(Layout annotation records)
-- Begin --

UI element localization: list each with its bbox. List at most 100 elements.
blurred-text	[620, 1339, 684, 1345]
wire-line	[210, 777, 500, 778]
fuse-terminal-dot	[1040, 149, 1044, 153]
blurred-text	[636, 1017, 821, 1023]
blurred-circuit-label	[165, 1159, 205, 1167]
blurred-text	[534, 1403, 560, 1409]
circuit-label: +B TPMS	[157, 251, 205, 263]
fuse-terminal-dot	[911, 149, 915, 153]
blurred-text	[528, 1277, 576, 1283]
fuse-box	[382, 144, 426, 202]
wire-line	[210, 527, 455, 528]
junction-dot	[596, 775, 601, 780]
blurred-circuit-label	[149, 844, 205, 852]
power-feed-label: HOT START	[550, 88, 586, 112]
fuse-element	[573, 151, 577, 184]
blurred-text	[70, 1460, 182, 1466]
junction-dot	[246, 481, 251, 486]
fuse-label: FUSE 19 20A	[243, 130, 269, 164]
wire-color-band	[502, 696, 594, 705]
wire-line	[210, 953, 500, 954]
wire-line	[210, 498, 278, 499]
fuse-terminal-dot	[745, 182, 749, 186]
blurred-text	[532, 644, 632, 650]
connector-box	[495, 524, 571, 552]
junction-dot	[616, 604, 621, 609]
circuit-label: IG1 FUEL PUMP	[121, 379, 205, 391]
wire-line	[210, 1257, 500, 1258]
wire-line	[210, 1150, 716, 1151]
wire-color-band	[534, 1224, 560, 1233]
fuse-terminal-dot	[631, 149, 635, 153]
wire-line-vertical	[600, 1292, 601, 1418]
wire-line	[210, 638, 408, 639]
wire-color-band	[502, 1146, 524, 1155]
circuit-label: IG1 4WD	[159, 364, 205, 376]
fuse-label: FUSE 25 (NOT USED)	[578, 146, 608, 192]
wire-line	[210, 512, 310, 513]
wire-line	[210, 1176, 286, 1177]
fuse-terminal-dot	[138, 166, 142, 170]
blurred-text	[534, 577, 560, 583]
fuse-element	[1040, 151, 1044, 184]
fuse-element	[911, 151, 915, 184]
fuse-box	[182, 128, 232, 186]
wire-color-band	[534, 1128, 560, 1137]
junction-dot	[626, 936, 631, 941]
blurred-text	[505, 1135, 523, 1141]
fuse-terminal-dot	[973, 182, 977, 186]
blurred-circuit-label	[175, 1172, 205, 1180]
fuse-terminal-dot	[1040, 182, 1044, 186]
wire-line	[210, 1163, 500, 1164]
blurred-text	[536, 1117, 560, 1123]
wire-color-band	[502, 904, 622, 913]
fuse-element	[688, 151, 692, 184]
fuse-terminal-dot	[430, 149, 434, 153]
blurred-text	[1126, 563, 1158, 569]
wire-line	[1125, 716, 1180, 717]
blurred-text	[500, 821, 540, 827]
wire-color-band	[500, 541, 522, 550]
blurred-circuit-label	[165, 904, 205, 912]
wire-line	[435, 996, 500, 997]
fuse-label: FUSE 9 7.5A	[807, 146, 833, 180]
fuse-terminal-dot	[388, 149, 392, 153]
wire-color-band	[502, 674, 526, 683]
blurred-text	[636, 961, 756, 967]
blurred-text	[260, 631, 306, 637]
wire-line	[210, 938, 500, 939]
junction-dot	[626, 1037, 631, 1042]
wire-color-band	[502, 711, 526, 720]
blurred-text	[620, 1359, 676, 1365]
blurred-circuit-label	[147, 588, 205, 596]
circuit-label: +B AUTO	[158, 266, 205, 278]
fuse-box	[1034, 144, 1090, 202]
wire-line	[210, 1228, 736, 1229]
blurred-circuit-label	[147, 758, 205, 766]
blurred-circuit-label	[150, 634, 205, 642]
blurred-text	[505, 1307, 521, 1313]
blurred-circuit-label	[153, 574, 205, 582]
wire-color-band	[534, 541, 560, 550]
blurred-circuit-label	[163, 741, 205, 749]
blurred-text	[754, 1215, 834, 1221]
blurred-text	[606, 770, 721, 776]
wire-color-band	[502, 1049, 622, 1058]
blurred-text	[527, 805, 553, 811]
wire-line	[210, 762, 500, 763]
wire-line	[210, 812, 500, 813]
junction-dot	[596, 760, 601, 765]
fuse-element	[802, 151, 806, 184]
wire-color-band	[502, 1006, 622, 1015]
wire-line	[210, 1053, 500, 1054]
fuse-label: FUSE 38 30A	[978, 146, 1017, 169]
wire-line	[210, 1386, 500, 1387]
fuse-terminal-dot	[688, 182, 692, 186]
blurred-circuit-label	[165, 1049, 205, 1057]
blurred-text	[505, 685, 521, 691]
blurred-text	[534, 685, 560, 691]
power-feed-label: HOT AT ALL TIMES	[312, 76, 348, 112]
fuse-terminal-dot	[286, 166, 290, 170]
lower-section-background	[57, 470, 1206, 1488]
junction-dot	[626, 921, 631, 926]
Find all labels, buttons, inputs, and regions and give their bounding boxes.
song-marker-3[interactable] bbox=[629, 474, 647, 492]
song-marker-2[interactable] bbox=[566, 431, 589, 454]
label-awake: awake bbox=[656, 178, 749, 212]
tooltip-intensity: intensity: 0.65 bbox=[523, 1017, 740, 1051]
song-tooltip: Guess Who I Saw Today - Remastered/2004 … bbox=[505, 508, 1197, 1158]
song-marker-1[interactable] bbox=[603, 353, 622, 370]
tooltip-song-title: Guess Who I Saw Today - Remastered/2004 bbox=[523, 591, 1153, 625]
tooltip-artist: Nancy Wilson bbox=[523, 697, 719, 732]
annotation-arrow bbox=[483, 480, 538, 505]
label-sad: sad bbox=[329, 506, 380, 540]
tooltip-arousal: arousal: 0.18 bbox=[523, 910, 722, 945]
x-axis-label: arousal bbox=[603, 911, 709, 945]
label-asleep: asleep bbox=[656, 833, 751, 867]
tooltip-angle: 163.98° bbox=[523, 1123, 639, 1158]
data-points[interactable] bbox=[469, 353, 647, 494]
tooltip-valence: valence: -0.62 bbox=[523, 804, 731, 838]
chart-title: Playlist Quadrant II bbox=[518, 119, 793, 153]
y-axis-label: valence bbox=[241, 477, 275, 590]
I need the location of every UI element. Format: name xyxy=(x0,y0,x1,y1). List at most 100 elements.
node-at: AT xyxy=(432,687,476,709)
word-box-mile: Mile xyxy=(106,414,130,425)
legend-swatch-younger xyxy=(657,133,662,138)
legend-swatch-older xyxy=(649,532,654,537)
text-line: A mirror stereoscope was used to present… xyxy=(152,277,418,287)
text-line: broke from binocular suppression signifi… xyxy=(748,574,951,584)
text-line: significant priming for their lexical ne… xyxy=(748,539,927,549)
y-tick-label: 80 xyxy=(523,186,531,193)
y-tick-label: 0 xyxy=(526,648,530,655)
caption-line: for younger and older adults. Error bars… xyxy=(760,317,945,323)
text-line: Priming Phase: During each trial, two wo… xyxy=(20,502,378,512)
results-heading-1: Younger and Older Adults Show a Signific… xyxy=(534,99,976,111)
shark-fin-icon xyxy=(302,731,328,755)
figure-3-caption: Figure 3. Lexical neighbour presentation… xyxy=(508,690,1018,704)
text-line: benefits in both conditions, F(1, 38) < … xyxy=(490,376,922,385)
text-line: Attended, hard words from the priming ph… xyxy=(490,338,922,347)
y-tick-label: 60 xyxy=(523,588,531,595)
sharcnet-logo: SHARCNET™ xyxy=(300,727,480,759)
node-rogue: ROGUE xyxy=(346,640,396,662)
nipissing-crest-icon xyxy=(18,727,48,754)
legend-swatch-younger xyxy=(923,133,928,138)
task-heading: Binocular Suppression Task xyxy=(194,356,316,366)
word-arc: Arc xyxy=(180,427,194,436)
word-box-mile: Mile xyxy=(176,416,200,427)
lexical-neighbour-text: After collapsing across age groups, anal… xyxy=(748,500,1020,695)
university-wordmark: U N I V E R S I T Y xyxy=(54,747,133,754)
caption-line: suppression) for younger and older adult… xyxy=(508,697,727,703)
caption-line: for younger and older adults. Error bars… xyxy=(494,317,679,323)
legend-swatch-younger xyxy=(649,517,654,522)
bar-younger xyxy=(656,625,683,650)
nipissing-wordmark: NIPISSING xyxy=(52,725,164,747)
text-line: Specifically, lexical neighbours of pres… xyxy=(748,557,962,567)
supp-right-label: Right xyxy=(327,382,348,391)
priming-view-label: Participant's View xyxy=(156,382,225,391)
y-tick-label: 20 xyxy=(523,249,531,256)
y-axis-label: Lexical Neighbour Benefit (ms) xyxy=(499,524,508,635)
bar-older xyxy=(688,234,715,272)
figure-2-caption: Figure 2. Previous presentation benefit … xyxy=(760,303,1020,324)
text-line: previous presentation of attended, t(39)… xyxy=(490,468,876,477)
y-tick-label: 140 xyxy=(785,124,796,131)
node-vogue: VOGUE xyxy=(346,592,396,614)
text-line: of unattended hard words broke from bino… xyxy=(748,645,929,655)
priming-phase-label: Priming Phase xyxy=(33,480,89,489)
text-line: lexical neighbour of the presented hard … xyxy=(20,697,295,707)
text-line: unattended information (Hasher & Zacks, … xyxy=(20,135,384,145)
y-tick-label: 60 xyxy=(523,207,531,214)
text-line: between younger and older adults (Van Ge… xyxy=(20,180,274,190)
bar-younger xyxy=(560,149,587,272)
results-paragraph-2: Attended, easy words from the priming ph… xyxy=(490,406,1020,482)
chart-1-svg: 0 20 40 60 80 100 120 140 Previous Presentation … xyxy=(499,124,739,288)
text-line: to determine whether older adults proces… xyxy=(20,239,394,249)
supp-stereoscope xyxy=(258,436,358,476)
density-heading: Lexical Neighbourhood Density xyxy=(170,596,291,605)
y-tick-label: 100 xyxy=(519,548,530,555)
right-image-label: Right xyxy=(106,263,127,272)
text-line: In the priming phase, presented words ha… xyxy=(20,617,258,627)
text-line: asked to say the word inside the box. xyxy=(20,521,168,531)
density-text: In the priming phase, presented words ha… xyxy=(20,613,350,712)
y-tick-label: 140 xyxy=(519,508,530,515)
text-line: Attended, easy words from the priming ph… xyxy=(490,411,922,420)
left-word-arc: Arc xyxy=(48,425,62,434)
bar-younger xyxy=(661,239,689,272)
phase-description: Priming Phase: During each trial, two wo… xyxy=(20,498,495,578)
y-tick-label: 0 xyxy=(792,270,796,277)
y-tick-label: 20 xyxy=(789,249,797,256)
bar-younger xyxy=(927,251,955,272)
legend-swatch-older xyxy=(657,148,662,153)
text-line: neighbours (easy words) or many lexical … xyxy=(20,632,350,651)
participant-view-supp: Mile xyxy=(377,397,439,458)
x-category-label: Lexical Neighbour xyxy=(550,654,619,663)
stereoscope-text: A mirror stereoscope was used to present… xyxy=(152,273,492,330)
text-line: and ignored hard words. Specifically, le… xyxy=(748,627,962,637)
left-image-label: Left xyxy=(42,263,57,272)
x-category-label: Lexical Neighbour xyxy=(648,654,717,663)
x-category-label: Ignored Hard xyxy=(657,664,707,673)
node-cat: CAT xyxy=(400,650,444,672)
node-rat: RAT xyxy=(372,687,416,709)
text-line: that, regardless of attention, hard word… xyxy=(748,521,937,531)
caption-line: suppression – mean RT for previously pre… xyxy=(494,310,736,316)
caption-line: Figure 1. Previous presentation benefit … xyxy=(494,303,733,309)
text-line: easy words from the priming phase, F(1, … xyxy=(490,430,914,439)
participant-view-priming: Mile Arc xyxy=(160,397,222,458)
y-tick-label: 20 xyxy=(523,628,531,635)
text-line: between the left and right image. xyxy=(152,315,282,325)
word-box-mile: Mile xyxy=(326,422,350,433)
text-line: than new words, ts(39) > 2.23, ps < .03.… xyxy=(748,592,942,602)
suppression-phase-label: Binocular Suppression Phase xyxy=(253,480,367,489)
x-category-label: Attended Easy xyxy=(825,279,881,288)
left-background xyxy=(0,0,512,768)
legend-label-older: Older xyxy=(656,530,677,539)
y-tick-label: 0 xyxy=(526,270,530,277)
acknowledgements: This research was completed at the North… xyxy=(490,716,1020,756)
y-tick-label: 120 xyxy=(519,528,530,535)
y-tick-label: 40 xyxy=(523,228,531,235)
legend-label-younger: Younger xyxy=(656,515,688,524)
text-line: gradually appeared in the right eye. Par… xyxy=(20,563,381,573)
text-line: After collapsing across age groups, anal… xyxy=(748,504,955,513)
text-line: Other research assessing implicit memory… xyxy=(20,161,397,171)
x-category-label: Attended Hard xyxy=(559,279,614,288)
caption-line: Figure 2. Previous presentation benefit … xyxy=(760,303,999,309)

-- End --

### [WHAT THE TASK ASKS]
Print the items verbatim, beginning with the first line of the records and stopping after the line that contains "149, 915, 153]".

### [RESPONSE TO THE TASK]
UI element localization: list each with its bbox. List at most 100 elements.
blurred-text	[620, 1339, 684, 1345]
wire-line	[210, 777, 500, 778]
fuse-terminal-dot	[1040, 149, 1044, 153]
blurred-text	[636, 1017, 821, 1023]
blurred-circuit-label	[165, 1159, 205, 1167]
blurred-text	[534, 1403, 560, 1409]
circuit-label: +B TPMS	[157, 251, 205, 263]
fuse-terminal-dot	[911, 149, 915, 153]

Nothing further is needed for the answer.